Text >>
■ ■ ■ ■

No surprise there. These are the same people that banned circus's from downtown. As if one would ever go there. And voted to boycott Arizona, but kept the one business deal that Seattle has with Arizona ( the traffic stop light camera's are based in Phoenix.).
Posted Mon, Aug 30, 2:52 p.m. Inappropriate
The Seattle city council also banned nuclear weapons from downtown. These are people not afraid to tackle the real issues of today.
Posted Mon, Aug 30, 5:23 p.m. Inappropriate
http://www.cityofseattle.net/transportation/tfdmaps.htm
Actually the traffic count on Nickerson was 23,700 in 2008 and the FTA indicates that congestion gets bad enough on roads that carry 20,000 ADT that people elect to take other routes. There is congestion on ADTs of less but not enough to get people to take other routes.
If the WPC wants to do something they should get TomTom to reveal their methodology and present it to SCC.
The irony is that slowing cars and making them sit at idle will cause pollution to increase. One minute added to every car trip, adds thousands of engine running hours every day. The three percent of trips by bike will not make up for the difference.
Bikes need to be moved off arterials and onto side-streets. We need to offer benefits for driving small energy efficient cars. Parking bargains, small car only spots within 60 feet of intersections, access to bus/hov lanes etc.
Posted Mon, Aug 30, 8:03 p.m. Inappropriate
So, one solution does not fit all?
Posted Mon, Aug 30, 8:55 p.m. Inappropriate
Finally, someone writes what everyone in SDOT knows, but nobody will admit: road diets make congestion worse on many streets.
Of course, this is what transit advocates and bicycle enthusiasts want. The car haters want to make congestion worse in Seattle, in their effort to force everyone to walk, ride bikes, take transit or use donkey carts and rickshaws.
This is the "war against the automobile."
Posted Mon, Aug 30, 10:16 p.m. Inappropriate
The road diet on Roosevelt Way N.E. does not seem to have increased congestion. However, it does mean that if you're parking on the left side of the street (Roosevelt, for those not familiar with the area, is one way southbound below N.E. 75th Street), your passengers stand a decent chance of opening their doors into traffic. There's little room for error, and people are still getting used to parking right up against the curb (as they always should have been).
Those who park on the right side of the street are safer, since there are far fewer bikes on Roosevelt than there are cars. But the extremely narrow margins on the left side of the street — those cars are traveling in a narrow lane, too, so unlikely to be giving the parked cars a wide berth — make me very nervous.
Posted Mon, Aug 30, 10:18 p.m. Inappropriate
This author appears to know nothing about traffic demand patterns, or the ability to use information logically. For starters, extrapolating the 1% figure off that far is an odd leap. And presenting one source's idea that Seattle is "most congested" as if it's fact is simple lack of intelligence and/or integrity.
Partisans can support him all they want. But hopefully it won't be because you believe his BS.
(I'm disappointed in Crosscut. It's great to have a right wing counterpoint, but this guy is a joke.)
Posted Mon, Aug 30, 10:20 p.m. Inappropriate
"... we generally build transportation infrastructure to accommodate future growth. Seattle officials are doing precisely the opposite."

■ ■ ■ ■

Data provided >>
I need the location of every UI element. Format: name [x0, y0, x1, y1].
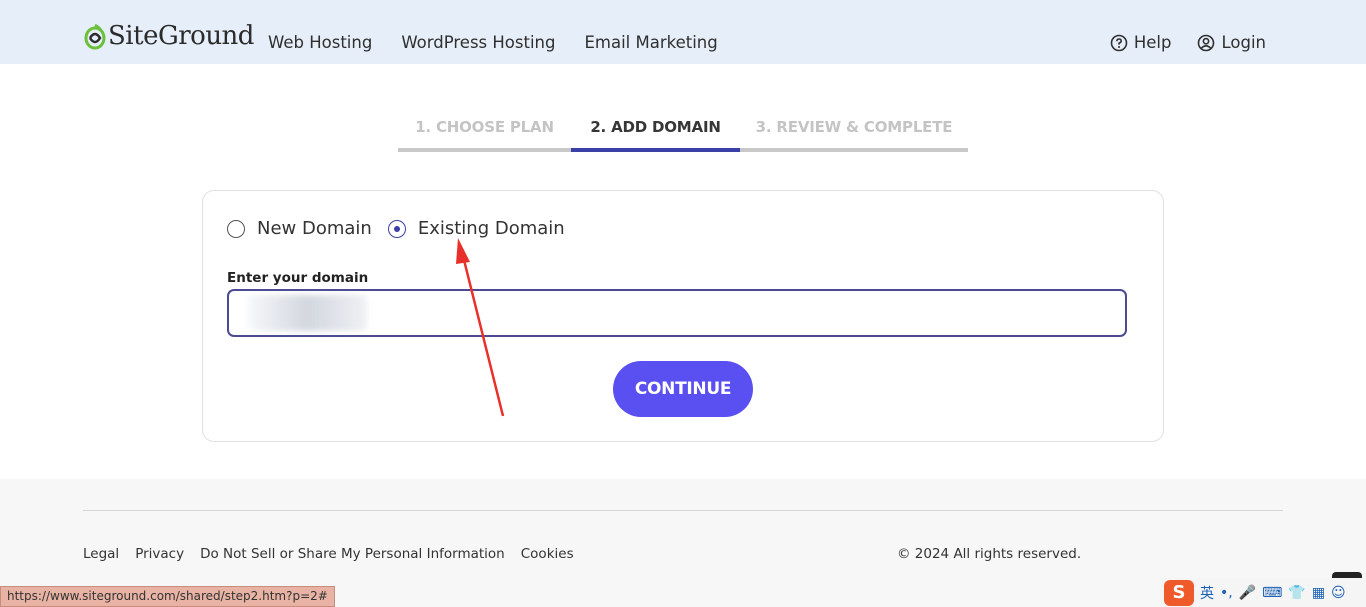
- footer-link-do-not-sell[interactable]: Do Not Sell or Share My Personal Informa…: [200, 546, 505, 562]
- account-nav: Help Login: [1110, 33, 1266, 52]
- checkout-steps: 1. CHOOSE PLAN 2. ADD DOMAIN 3. REVIEW &…: [398, 116, 968, 152]
- login-link[interactable]: Login: [1197, 33, 1266, 52]
- nav-web-hosting[interactable]: Web Hosting: [268, 33, 372, 52]
- step-add-domain[interactable]: 2. ADD DOMAIN: [571, 116, 740, 152]
- main-nav: Web Hosting WordPress Hosting Email Mark…: [268, 33, 718, 52]
- domain-type-options: New Domain Existing Domain: [227, 218, 565, 239]
- grid-menu-icon[interactable]: ▦: [1312, 585, 1325, 601]
- footer-links: Legal Privacy Do Not Sell or Share My Pe…: [83, 546, 574, 562]
- skin-icon[interactable]: 👕: [1288, 585, 1305, 601]
- user-icon: [1198, 34, 1215, 51]
- new-domain-label[interactable]: New Domain: [257, 218, 372, 239]
- mascot-icon[interactable]: ☺: [1331, 585, 1346, 601]
- logo-text: SiteGround: [108, 21, 254, 51]
- help-icon: [1110, 34, 1128, 51]
- footer-link-privacy[interactable]: Privacy: [135, 546, 184, 562]
- existing-domain-radio[interactable]: [387, 219, 406, 238]
- sogou-ime-icon[interactable]: S: [1164, 579, 1194, 606]
- continue-button[interactable]: CONTINUE: [613, 361, 753, 417]
- step-choose-plan[interactable]: 1. CHOOSE PLAN: [398, 116, 571, 152]
- siteground-logo[interactable]: SiteGround: [84, 18, 254, 54]
- login-label: Login: [1221, 33, 1266, 52]
- domain-card: New Domain Existing Domain Enter your do…: [202, 190, 1164, 442]
- punctuation-icon[interactable]: •,: [1220, 585, 1233, 601]
- footer-divider: [83, 510, 1283, 511]
- status-bar-url: https://www.siteground.com/shared/step2.…: [0, 586, 335, 607]
- redacted-domain-text: [247, 295, 367, 331]
- footer-link-legal[interactable]: Legal: [83, 546, 119, 562]
- help-link[interactable]: Help: [1110, 33, 1172, 52]
- existing-domain-label[interactable]: Existing Domain: [418, 218, 565, 239]
- nav-wordpress-hosting[interactable]: WordPress Hosting: [401, 33, 555, 52]
- ime-tray: S 英 •, 🎤 ⌨ 👕 ▦ ☺: [1160, 578, 1366, 607]
- siteground-logo-icon: [84, 23, 106, 50]
- ime-language-indicator[interactable]: 英: [1200, 583, 1214, 603]
- top-header: SiteGround Web Hosting WordPress Hosting…: [0, 0, 1366, 64]
- nav-email-marketing[interactable]: Email Marketing: [584, 33, 717, 52]
- copyright-text: © 2024 All rights reserved.: [897, 546, 1082, 562]
- new-domain-radio[interactable]: [227, 219, 245, 238]
- footer-link-cookies[interactable]: Cookies: [521, 546, 574, 562]
- help-label: Help: [1133, 33, 1172, 52]
- step-review-complete[interactable]: 3. REVIEW & COMPLETE: [740, 116, 968, 152]
- domain-field-label: Enter your domain: [227, 270, 369, 286]
- keyboard-icon[interactable]: ⌨: [1262, 585, 1282, 601]
- microphone-icon[interactable]: 🎤: [1239, 585, 1256, 601]
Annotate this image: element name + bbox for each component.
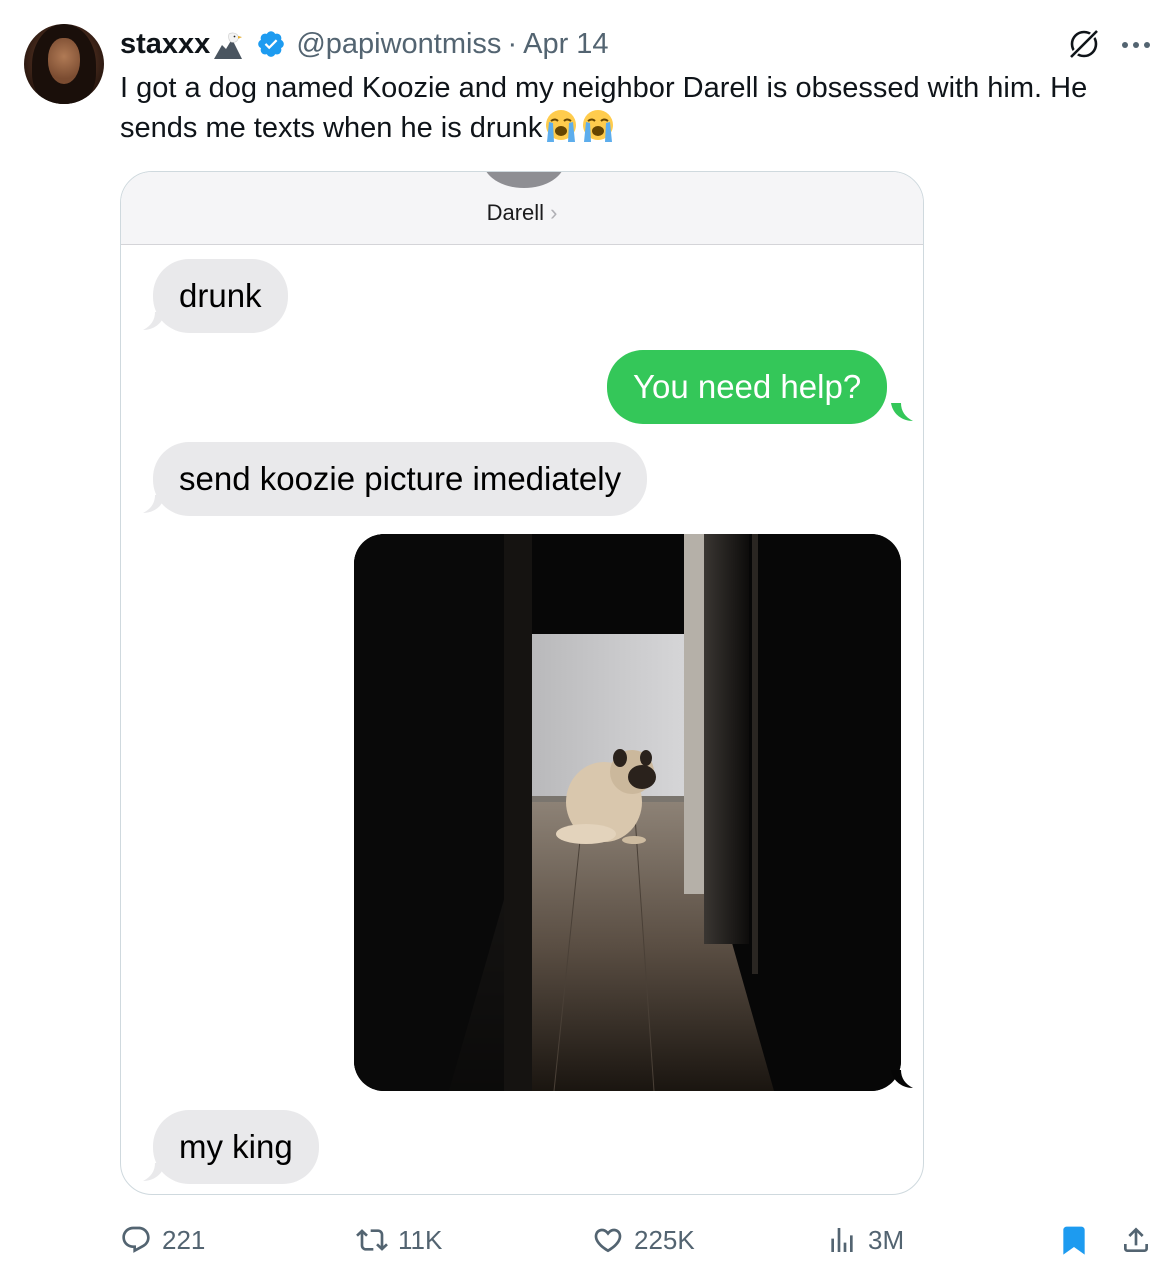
like-button[interactable]: 225K (592, 1220, 695, 1260)
contact-avatar (483, 172, 565, 188)
message-text: drunk (179, 277, 262, 314)
repost-button[interactable]: 11K (356, 1220, 442, 1260)
pug-photo[interactable] (354, 534, 901, 1091)
tweet-header: staxxx @papiwontmiss · Apr 14 (120, 26, 609, 62)
verified-badge-icon[interactable] (256, 29, 286, 59)
eagle-emoji-icon (212, 31, 244, 61)
bubble-tail (143, 495, 165, 513)
views-count: 3M (868, 1224, 905, 1255)
views-icon (831, 1228, 853, 1252)
like-count: 225K (634, 1224, 695, 1255)
display-name[interactable]: staxxx (120, 28, 210, 61)
message-received: drunk (153, 259, 288, 333)
conversation-header: Darell › (121, 172, 923, 245)
bookmark-icon (1063, 1226, 1085, 1255)
tweet-action-bar: 221 11K 225K 3M (0, 1220, 1164, 1264)
message-text: send koozie picture imediately (179, 460, 622, 497)
repost-count: 11K (398, 1224, 443, 1255)
contact-name: Darell (486, 200, 545, 225)
bubble-tail (143, 312, 165, 330)
reply-count: 221 (162, 1224, 206, 1255)
bubble-tail (891, 403, 913, 421)
avatar[interactable] (24, 24, 104, 104)
pug-in-doorway-image (354, 534, 901, 1091)
handle[interactable]: @papiwontmiss (296, 28, 501, 61)
contact-name-row: Darell › (121, 200, 923, 226)
reply-icon (122, 1226, 150, 1253)
bubble-tail (143, 1163, 165, 1181)
message-text: my king (179, 1128, 293, 1165)
bookmark-button[interactable] (1058, 1220, 1100, 1260)
loudly-crying-face-icon (543, 109, 579, 143)
separator-dot: · (507, 27, 518, 60)
like-icon (594, 1228, 622, 1253)
tweet-text: I got a dog named Koozie and my neighbor… (120, 68, 1150, 148)
reply-button[interactable]: 221 (120, 1220, 205, 1260)
message-received: send koozie picture imediately (153, 442, 648, 516)
repost-icon (356, 1229, 388, 1251)
tweet-media-image[interactable]: Darell › drunk You need help? send koozie… (120, 171, 924, 1195)
loudly-crying-face-icon (580, 109, 616, 143)
tweet-date[interactable]: Apr 14 (523, 28, 608, 61)
message-sent: You need help? (607, 350, 888, 424)
chevron-right-icon: › (550, 200, 558, 225)
bubble-tail (891, 1070, 913, 1088)
share-button[interactable] (1120, 1220, 1162, 1260)
message-text: You need help? (633, 368, 862, 405)
share-icon (1124, 1227, 1148, 1252)
views-button[interactable]: 3M (826, 1220, 904, 1260)
more-icon[interactable] (1118, 30, 1154, 60)
message-received: my king (153, 1110, 319, 1184)
grok-icon[interactable] (1066, 26, 1102, 62)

■ ■ ■ ■

Please return the passage from the Seattle traffic comments above, starting at "Bikes need to" and ending at "carts and rickshaws.", copied word for word.

Bikes need to be moved off arterials and onto side-streets. We need to offer benefits for driving small energy efficient cars. Parking bargains, small car only spots within 60 feet of intersections, access to bus/hov lanes etc.
Posted Mon, Aug 30, 8:03 p.m. Inappropriate
So, one solution does not fit all?
Posted Mon, Aug 30, 8:55 p.m. Inappropriate
Finally, someone writes what everyone in SDOT knows, but nobody will admit: road diets make congestion worse on many streets.
Of course, this is what transit advocates and bicycle enthusiasts want. The car haters want to make congestion worse in Seattle, in their effort to force everyone to walk, ride bikes, take transit or use donkey carts and rickshaws.